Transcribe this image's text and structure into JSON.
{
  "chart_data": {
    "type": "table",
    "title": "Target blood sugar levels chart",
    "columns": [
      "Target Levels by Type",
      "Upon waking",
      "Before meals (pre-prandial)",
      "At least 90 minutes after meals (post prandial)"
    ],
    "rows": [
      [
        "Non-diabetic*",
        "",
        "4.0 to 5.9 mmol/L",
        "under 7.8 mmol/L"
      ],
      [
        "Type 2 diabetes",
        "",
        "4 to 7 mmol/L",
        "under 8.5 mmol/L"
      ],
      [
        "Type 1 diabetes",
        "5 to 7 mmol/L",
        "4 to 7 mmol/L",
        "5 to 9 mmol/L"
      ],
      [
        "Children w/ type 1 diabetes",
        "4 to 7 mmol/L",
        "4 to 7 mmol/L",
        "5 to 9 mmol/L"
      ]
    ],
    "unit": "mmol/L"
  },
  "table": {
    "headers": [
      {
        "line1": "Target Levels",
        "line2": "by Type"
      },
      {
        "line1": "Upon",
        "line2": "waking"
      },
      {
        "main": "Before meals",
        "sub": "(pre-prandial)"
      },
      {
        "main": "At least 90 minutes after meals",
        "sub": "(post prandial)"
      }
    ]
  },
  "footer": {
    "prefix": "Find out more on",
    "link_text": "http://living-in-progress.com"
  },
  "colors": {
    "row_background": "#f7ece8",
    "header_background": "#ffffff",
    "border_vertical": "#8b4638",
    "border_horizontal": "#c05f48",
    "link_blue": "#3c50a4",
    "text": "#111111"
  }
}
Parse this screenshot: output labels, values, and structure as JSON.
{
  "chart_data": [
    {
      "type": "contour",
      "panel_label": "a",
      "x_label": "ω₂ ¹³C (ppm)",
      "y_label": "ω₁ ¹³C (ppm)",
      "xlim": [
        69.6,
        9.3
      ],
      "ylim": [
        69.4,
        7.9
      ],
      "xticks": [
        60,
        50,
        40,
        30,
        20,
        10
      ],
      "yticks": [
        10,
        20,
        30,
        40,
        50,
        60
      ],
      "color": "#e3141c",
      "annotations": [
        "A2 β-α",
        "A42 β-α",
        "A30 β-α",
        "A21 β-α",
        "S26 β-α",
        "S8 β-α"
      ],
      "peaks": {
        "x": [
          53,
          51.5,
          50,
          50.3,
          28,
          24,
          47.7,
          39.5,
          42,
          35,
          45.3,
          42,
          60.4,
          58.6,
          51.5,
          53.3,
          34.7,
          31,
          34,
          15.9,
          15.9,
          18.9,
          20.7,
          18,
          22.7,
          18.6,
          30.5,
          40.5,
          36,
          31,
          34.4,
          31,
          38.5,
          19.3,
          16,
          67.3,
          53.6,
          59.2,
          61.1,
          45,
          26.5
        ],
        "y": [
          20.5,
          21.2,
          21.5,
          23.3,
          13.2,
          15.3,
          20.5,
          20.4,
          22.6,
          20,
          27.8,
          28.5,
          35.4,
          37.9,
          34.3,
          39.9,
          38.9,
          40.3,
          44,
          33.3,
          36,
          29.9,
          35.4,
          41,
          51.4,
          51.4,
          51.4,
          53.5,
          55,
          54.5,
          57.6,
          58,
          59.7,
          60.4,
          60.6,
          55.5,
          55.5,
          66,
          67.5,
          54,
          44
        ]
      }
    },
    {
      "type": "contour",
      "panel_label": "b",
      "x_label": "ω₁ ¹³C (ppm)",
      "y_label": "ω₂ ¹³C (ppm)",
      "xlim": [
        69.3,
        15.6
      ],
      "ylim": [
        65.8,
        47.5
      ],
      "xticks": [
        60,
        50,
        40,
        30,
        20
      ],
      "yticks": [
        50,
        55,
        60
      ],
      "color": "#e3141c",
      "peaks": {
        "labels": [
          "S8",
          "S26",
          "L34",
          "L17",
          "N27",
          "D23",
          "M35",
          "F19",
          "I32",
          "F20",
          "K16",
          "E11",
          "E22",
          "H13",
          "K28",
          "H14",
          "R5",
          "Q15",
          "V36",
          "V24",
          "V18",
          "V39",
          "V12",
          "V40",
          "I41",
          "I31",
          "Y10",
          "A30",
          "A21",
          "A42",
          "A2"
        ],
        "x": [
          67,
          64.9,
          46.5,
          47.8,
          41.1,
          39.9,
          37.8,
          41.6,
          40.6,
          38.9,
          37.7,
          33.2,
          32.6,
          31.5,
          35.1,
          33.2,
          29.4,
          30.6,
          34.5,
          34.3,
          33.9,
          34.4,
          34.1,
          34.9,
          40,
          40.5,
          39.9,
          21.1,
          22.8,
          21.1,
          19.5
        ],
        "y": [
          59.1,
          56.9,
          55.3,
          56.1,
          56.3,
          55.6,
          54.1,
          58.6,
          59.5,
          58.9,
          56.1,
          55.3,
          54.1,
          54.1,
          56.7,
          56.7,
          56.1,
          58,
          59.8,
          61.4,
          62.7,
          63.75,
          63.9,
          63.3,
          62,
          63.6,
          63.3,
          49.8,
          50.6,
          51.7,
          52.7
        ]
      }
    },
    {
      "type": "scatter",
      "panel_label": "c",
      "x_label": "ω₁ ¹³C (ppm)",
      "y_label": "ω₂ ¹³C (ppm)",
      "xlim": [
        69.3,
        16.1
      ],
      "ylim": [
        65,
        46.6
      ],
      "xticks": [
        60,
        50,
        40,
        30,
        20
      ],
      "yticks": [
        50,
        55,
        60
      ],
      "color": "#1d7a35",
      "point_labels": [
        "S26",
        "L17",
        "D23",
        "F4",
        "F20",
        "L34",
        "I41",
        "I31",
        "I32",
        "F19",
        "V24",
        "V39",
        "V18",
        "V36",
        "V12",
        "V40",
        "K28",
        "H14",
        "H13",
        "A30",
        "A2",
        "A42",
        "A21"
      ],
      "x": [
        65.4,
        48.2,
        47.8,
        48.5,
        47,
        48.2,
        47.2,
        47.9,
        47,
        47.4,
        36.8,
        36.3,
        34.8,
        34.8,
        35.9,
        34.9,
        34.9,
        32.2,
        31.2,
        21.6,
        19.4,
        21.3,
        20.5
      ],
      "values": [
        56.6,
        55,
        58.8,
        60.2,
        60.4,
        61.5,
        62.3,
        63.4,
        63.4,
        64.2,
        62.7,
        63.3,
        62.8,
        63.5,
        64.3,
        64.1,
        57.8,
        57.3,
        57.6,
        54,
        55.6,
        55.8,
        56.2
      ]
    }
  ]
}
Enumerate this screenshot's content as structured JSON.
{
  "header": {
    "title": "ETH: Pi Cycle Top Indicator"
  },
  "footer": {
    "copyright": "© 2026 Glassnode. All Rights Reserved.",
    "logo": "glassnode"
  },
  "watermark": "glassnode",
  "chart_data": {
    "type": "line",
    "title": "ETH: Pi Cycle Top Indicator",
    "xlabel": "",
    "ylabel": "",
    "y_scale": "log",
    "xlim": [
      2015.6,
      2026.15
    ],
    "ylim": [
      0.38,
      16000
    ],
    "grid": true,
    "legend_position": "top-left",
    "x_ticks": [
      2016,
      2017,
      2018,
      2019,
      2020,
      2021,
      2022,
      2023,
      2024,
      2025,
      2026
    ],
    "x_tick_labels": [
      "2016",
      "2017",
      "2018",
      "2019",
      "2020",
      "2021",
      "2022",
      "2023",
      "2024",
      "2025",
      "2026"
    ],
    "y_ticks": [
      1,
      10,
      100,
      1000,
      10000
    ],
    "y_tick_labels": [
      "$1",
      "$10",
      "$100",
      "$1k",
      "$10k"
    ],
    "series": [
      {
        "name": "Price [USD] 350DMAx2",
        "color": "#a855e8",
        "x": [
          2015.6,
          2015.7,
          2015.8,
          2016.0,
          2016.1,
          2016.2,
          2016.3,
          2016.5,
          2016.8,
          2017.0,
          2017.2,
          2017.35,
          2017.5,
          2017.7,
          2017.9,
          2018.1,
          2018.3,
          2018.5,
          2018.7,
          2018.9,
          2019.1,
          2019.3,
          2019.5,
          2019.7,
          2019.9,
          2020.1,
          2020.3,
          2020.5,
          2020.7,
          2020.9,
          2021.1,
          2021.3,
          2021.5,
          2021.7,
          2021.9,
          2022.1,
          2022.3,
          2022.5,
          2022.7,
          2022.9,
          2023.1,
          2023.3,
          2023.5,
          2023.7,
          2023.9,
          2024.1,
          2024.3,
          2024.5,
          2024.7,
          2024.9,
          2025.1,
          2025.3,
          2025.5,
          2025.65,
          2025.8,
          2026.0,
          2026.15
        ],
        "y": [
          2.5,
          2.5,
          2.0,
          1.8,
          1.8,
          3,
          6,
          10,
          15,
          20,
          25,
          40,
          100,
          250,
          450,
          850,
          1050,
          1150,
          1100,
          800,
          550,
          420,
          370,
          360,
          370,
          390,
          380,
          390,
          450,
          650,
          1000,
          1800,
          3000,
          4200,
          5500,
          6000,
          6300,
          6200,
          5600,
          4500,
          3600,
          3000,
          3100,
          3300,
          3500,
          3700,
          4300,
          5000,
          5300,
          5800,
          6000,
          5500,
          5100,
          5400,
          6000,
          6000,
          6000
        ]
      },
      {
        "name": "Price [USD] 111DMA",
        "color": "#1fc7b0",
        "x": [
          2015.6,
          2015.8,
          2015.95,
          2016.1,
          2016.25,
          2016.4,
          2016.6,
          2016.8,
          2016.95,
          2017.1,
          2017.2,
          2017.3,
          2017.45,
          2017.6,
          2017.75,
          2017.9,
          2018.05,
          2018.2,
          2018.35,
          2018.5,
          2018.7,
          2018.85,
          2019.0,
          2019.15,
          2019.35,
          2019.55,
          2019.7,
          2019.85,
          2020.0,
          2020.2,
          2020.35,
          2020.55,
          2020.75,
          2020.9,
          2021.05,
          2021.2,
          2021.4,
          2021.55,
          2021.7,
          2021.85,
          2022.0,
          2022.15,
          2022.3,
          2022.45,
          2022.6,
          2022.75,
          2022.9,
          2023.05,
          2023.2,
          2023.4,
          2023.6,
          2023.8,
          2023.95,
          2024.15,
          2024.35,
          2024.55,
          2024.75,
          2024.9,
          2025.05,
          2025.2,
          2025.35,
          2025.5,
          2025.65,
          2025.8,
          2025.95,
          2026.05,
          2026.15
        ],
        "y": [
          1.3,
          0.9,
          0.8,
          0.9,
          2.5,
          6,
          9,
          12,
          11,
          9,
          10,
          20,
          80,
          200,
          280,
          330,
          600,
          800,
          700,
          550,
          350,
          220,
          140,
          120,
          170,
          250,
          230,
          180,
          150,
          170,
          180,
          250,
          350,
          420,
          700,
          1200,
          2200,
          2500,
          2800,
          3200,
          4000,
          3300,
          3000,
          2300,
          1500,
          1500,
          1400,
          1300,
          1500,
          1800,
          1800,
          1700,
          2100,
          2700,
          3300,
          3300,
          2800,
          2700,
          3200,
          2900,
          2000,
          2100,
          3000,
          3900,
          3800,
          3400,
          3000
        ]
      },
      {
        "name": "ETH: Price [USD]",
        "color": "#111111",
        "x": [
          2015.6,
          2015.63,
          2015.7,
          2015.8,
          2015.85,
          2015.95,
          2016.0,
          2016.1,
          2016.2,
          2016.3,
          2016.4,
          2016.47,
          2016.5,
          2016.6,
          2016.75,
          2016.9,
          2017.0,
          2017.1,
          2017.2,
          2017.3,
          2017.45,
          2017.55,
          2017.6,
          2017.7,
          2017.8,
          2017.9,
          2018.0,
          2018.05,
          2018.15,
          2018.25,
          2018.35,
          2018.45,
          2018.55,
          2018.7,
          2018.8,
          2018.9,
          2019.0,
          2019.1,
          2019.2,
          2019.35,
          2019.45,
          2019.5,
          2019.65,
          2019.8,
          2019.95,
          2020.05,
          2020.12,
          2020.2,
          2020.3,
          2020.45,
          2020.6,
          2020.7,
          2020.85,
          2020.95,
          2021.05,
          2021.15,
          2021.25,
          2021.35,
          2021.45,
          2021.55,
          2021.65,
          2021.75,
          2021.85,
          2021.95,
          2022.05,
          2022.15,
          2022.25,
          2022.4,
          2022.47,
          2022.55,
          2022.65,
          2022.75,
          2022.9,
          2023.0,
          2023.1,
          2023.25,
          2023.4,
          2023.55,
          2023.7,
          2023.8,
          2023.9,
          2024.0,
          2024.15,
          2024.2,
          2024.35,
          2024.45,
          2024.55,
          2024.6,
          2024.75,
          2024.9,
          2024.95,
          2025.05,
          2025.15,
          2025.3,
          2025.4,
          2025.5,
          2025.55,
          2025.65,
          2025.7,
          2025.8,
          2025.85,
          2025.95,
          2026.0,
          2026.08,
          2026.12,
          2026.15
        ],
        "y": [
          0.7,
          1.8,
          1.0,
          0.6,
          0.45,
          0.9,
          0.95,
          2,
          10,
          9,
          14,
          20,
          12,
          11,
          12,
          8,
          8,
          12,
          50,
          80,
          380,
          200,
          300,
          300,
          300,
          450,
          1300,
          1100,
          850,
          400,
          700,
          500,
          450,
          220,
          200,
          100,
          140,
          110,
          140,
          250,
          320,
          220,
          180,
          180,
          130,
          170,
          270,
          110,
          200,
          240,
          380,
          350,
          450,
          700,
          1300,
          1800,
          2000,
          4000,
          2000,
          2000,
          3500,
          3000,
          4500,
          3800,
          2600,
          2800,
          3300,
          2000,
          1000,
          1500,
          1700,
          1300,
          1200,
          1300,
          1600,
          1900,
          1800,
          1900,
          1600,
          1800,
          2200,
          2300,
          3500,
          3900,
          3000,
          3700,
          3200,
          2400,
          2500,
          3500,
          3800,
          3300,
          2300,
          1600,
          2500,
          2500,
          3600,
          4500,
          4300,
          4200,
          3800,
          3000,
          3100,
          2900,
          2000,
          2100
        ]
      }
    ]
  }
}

════

What you need to do:
Copy every line of the entries above in which "JSON" occurs.

Answer to this exercise:
Transcribe this image's text and structure into JSON.
Parse this screenshot: output labels, values, and structure as JSON.
Enumerate this screenshot's content as structured JSON.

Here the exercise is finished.